Records for this task
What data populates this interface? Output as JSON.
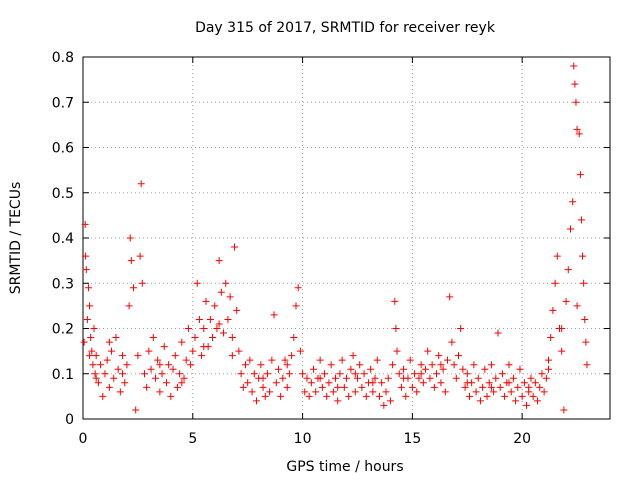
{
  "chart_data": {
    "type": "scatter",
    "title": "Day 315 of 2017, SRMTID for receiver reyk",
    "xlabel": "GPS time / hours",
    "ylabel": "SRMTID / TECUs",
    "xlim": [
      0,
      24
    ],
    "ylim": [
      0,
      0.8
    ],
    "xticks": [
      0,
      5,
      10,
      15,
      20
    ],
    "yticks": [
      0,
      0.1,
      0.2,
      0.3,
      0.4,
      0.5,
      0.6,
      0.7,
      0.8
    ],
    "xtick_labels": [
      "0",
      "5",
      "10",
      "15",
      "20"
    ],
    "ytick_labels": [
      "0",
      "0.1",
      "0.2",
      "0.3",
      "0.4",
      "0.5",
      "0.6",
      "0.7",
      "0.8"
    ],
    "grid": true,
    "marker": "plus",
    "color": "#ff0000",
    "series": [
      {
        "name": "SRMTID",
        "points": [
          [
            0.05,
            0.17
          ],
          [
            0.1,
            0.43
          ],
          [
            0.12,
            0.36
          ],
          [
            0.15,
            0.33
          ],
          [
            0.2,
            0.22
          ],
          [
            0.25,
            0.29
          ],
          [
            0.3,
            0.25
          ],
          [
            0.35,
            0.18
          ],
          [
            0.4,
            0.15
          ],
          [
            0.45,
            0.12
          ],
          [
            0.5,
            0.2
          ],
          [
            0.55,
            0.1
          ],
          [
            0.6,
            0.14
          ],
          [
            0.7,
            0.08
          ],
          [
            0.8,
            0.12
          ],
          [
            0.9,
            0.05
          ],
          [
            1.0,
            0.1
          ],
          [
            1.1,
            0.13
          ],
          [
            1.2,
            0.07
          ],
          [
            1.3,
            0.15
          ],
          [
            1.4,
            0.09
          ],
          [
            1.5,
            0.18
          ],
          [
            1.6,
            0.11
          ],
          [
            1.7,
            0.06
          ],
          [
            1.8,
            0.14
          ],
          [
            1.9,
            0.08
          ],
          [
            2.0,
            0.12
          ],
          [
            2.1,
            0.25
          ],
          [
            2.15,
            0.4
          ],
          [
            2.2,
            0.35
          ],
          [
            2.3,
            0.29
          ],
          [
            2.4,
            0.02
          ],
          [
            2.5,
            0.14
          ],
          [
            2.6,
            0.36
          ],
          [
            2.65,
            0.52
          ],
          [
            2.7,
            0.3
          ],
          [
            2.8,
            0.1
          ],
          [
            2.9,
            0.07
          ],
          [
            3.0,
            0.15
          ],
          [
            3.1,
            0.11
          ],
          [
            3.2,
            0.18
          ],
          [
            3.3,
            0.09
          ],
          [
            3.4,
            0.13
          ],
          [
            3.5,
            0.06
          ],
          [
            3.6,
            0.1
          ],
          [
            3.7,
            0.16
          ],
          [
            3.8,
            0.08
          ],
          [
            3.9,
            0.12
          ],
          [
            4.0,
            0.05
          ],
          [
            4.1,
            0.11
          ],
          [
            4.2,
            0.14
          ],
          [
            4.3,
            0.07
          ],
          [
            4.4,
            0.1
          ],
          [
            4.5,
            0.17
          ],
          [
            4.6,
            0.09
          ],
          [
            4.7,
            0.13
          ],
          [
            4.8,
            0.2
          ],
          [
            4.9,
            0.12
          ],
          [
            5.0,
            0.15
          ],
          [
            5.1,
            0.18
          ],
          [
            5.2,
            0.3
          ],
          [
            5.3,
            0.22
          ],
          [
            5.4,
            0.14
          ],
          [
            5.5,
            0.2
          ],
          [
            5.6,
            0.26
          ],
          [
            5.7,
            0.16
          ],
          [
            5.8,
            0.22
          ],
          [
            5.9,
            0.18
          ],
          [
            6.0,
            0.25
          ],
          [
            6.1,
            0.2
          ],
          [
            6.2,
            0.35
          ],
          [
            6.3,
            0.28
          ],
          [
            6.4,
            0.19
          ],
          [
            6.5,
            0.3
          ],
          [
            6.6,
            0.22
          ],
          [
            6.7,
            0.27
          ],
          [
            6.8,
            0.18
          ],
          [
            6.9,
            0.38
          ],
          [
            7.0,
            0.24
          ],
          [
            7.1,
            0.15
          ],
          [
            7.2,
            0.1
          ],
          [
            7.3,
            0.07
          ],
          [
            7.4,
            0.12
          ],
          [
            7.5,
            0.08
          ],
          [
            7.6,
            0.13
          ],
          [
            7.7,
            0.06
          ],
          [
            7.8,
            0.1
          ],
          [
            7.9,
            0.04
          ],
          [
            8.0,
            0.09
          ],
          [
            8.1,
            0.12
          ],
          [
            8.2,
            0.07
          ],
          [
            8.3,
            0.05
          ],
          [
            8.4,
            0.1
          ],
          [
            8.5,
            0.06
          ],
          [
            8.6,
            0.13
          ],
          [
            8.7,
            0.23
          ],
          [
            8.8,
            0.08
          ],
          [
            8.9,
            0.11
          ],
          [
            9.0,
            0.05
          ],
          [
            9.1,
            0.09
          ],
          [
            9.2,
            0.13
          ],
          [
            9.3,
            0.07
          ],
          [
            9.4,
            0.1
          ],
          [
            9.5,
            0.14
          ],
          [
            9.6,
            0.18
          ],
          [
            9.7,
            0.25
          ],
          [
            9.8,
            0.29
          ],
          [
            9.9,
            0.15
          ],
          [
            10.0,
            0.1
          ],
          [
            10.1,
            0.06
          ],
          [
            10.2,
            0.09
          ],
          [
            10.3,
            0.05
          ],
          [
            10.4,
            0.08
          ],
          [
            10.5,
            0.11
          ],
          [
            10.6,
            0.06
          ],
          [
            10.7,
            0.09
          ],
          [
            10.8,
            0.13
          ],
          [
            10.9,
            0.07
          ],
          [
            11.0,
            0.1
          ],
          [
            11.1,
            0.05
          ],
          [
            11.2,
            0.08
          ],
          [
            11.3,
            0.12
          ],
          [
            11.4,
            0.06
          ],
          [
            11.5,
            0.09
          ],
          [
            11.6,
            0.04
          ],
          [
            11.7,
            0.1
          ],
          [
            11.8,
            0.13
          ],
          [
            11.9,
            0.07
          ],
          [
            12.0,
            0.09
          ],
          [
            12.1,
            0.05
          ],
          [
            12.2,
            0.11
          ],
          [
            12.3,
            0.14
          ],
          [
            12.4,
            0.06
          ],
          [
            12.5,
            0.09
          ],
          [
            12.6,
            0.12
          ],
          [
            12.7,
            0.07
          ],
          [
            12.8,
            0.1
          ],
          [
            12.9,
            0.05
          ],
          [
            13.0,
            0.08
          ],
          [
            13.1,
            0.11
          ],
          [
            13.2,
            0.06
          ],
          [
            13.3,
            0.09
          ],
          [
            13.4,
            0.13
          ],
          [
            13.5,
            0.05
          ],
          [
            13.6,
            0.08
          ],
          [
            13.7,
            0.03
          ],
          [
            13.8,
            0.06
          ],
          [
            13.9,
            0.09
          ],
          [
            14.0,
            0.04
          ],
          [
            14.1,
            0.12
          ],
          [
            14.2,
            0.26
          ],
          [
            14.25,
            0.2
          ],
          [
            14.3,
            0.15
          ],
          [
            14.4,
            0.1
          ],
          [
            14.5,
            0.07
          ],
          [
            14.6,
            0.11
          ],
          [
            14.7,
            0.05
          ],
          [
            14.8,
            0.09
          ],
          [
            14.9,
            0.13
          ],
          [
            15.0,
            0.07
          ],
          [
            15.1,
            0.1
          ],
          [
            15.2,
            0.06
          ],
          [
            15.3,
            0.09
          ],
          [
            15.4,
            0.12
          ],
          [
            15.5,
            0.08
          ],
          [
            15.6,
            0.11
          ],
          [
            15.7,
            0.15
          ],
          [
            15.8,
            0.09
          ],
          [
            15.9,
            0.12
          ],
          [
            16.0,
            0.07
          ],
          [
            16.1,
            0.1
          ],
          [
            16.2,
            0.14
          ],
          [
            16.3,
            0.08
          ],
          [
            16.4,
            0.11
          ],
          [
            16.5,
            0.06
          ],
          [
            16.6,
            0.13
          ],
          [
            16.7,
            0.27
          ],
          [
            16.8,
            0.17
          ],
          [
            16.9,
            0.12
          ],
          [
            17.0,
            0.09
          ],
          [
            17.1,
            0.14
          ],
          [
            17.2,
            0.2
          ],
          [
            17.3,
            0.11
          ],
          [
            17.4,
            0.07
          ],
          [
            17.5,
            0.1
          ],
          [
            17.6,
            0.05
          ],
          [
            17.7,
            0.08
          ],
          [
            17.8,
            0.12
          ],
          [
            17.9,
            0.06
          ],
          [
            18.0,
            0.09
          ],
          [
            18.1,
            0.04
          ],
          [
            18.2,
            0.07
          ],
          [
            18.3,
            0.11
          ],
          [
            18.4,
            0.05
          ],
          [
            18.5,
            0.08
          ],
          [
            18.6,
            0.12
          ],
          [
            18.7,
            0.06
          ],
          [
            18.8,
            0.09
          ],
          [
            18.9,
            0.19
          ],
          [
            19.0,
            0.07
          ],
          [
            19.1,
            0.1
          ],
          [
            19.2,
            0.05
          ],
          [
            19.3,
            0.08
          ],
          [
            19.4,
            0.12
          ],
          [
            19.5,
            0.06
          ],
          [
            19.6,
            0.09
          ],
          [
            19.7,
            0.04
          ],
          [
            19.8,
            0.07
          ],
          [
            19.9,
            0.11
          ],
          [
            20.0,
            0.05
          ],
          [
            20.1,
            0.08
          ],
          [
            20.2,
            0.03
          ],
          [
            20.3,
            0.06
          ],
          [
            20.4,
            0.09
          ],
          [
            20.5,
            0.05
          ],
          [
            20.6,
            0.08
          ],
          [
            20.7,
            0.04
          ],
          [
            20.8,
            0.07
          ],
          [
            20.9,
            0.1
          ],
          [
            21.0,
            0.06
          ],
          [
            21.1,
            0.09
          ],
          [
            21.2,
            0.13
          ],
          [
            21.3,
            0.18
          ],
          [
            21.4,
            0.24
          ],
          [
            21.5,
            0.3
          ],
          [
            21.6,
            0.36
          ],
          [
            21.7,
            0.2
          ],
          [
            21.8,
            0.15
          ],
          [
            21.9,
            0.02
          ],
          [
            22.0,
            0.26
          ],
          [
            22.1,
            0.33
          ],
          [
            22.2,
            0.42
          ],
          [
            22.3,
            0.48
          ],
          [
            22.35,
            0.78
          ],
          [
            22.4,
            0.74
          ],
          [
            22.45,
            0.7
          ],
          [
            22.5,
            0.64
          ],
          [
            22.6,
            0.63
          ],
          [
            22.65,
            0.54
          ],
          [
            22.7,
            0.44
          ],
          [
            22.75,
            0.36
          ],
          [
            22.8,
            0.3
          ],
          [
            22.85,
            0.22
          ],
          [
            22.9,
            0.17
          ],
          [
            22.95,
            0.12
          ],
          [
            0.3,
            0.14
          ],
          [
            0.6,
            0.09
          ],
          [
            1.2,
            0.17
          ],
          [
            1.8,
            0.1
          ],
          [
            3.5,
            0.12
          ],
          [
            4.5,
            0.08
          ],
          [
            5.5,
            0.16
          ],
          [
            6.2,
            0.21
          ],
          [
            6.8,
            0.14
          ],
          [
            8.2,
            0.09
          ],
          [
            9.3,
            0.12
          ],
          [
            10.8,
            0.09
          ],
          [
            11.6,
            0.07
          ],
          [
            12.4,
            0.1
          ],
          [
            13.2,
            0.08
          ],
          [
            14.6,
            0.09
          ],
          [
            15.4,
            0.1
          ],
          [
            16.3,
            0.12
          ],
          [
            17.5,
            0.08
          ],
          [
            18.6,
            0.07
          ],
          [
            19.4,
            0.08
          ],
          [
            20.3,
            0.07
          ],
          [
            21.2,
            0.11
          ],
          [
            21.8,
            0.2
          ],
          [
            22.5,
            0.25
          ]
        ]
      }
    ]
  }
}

* * *

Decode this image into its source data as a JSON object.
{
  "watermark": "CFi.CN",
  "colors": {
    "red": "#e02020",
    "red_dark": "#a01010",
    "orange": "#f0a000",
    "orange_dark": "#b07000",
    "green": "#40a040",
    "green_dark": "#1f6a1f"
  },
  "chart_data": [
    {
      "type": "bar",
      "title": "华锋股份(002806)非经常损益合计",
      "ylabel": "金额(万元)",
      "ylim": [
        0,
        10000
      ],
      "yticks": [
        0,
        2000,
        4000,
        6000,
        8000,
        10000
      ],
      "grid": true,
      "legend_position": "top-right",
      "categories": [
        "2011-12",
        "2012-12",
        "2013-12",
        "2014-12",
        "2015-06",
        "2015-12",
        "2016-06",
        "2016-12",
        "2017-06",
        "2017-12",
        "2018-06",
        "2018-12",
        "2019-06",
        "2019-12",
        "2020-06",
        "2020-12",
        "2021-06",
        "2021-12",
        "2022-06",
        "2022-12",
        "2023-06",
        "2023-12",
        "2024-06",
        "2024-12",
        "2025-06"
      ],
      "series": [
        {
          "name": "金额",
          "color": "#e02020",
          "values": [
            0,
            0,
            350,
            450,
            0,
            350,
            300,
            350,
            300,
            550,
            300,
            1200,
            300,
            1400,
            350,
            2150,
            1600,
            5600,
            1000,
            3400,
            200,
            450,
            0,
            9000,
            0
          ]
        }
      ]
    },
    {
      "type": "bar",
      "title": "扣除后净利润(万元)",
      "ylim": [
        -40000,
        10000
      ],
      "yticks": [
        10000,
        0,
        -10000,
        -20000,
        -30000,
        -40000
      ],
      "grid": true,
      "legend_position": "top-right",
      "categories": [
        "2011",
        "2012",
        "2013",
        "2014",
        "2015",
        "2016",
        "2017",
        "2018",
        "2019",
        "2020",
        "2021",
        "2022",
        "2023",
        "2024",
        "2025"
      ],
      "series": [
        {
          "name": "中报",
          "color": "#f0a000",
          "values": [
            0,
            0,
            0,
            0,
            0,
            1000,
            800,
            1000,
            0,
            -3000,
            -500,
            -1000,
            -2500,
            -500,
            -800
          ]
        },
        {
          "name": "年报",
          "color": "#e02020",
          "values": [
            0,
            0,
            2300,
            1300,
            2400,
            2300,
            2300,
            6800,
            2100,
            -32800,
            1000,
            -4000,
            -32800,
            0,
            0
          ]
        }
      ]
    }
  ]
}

--

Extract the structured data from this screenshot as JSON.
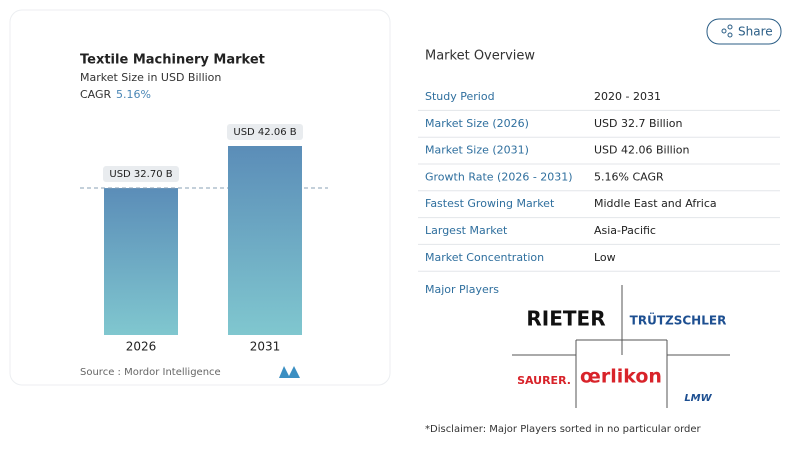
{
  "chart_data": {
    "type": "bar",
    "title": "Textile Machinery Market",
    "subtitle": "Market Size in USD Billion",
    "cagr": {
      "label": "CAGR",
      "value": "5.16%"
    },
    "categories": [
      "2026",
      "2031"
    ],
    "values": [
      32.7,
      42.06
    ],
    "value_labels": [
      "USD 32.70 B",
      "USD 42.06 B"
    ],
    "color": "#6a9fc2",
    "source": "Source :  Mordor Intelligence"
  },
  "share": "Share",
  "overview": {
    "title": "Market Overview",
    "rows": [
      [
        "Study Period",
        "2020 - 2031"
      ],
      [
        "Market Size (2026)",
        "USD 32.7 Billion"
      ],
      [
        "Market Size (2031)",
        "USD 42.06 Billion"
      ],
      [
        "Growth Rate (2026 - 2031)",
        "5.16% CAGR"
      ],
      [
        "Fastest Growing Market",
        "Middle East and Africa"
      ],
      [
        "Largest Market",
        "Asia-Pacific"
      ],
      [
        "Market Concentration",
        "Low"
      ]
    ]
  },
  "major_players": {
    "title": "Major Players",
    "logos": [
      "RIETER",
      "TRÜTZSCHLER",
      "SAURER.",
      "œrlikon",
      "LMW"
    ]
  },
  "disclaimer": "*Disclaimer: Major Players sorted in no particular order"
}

Exercise instructions
Look through the data above. Copy every line with the string "Size" in it.

Written solution
    "subtitle": "Market Size in USD Billion",
        "Market Size (2026)",
        "Market Size (2031)",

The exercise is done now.